§ **Your objective**
Can you transcribe every line exactly and leave the pictures behind?

§ **Listed records**
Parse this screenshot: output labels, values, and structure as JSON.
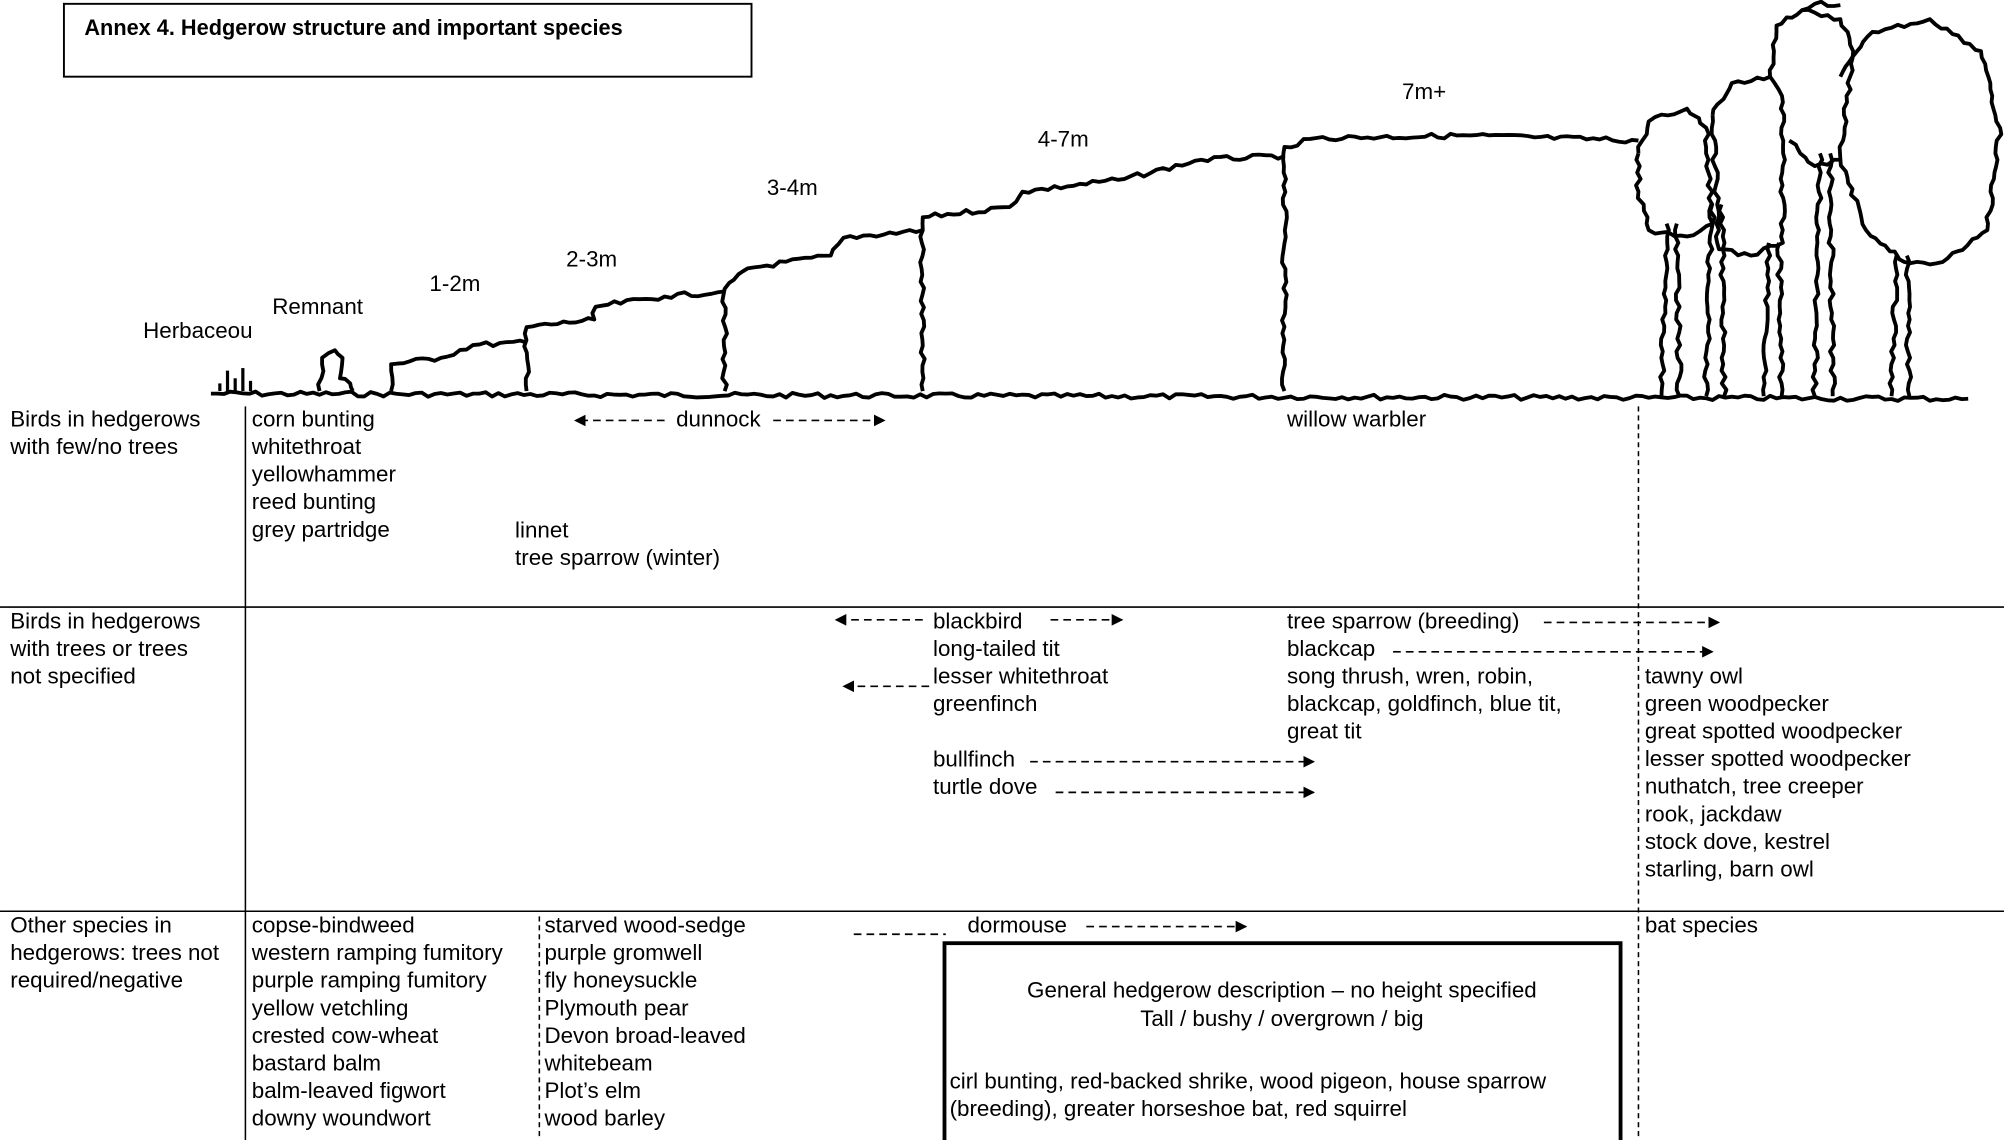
{
  "title": "Annex 4. Hedgerow structure and important species",
  "heights": [
    "Herbaceou",
    "Remnant",
    "1-2m",
    "2-3m",
    "3-4m",
    "4-7m",
    "7m+"
  ],
  "rows": [
    {
      "label": [
        "Birds in hedgerows",
        "with few/no trees"
      ],
      "open_field": [
        "corn bunting",
        "whitethroat",
        "yellowhammer",
        "reed bunting",
        "grey partridge"
      ],
      "low_hedge": [
        "linnet",
        "tree sparrow (winter)"
      ],
      "dunnock": "dunnock",
      "tall_hedge": [
        "willow warbler"
      ]
    },
    {
      "label": [
        "Birds in hedgerows",
        "with trees or trees",
        "not specified"
      ],
      "medium_hedge": [
        "blackbird",
        "long-tailed tit",
        "lesser whitethroat",
        "greenfinch"
      ],
      "medium_to_tall": [
        "bullfinch",
        "turtle dove"
      ],
      "tall_hedge": [
        "tree sparrow (breeding)",
        "blackcap",
        "song thrush, wren, robin,",
        "blackcap, goldfinch, blue tit,",
        "great tit"
      ],
      "trees": [
        "tawny owl",
        "green woodpecker",
        "great spotted woodpecker",
        "lesser spotted woodpecker",
        "nuthatch, tree creeper",
        "rook, jackdaw",
        "stock dove, kestrel",
        "starling, barn owl"
      ]
    },
    {
      "label": [
        "Other species in",
        "hedgerows: trees not",
        "required/negative"
      ],
      "col1": [
        "copse-bindweed",
        "western ramping fumitory",
        "purple ramping fumitory",
        "yellow vetchling",
        "crested cow-wheat",
        "bastard balm",
        "balm-leaved figwort",
        "downy woundwort"
      ],
      "col2": [
        "starved wood-sedge",
        "purple gromwell",
        "fly honeysuckle",
        "Plymouth pear",
        "Devon broad-leaved",
        "whitebeam",
        "Plot’s elm",
        "wood barley"
      ],
      "dormouse": "dormouse",
      "trees": [
        "bat species"
      ],
      "box": {
        "heading": [
          "General hedgerow description – no height specified",
          "Tall / bushy / overgrown / big"
        ],
        "species": [
          "cirl bunting, red-backed shrike, wood pigeon, house sparrow",
          "(breeding), greater horseshoe bat, red squirrel"
        ]
      }
    }
  ]
}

§ **Final result**
Parse this screenshot: output labels, values, and structure as JSON.
{
  "title": "Annex 4. Hedgerow structure and important species",
  "heights": [
    "Herbaceou",
    "Remnant",
    "1-2m",
    "2-3m",
    "3-4m",
    "4-7m",
    "7m+"
  ],
  "rows": [
    {
      "label": [
        "Birds in hedgerows",
        "with few/no trees"
      ],
      "open_field": [
        "corn bunting",
        "whitethroat",
        "yellowhammer",
        "reed bunting",
        "grey partridge"
      ],
      "low_hedge": [
        "linnet",
        "tree sparrow (winter)"
      ],
      "dunnock": "dunnock",
      "tall_hedge": [
        "willow warbler"
      ]
    },
    {
      "label": [
        "Birds in hedgerows",
        "with trees or trees",
        "not specified"
      ],
      "medium_hedge": [
        "blackbird",
        "long-tailed tit",
        "lesser whitethroat",
        "greenfinch"
      ],
      "medium_to_tall": [
        "bullfinch",
        "turtle dove"
      ],
      "tall_hedge": [
        "tree sparrow (breeding)",
        "blackcap",
        "song thrush, wren, robin,",
        "blackcap, goldfinch, blue tit,",
        "great tit"
      ],
      "trees": [
        "tawny owl",
        "green woodpecker",
        "great spotted woodpecker",
        "lesser spotted woodpecker",
        "nuthatch, tree creeper",
        "rook, jackdaw",
        "stock dove, kestrel",
        "starling, barn owl"
      ]
    },
    {
      "label": [
        "Other species in",
        "hedgerows: trees not",
        "required/negative"
      ],
      "col1": [
        "copse-bindweed",
        "western ramping fumitory",
        "purple ramping fumitory",
        "yellow vetchling",
        "crested cow-wheat",
        "bastard balm",
        "balm-leaved figwort",
        "downy woundwort"
      ],
      "col2": [
        "starved wood-sedge",
        "purple gromwell",
        "fly honeysuckle",
        "Plymouth pear",
        "Devon broad-leaved",
        "whitebeam",
        "Plot’s elm",
        "wood barley"
      ],
      "dormouse": "dormouse",
      "trees": [
        "bat species"
      ],
      "box": {
        "heading": [
          "General hedgerow description – no height specified",
          "Tall / bushy / overgrown / big"
        ],
        "species": [
          "cirl bunting, red-backed shrike, wood pigeon, house sparrow",
          "(breeding), greater horseshoe bat, red squirrel"
        ]
      }
    }
  ]
}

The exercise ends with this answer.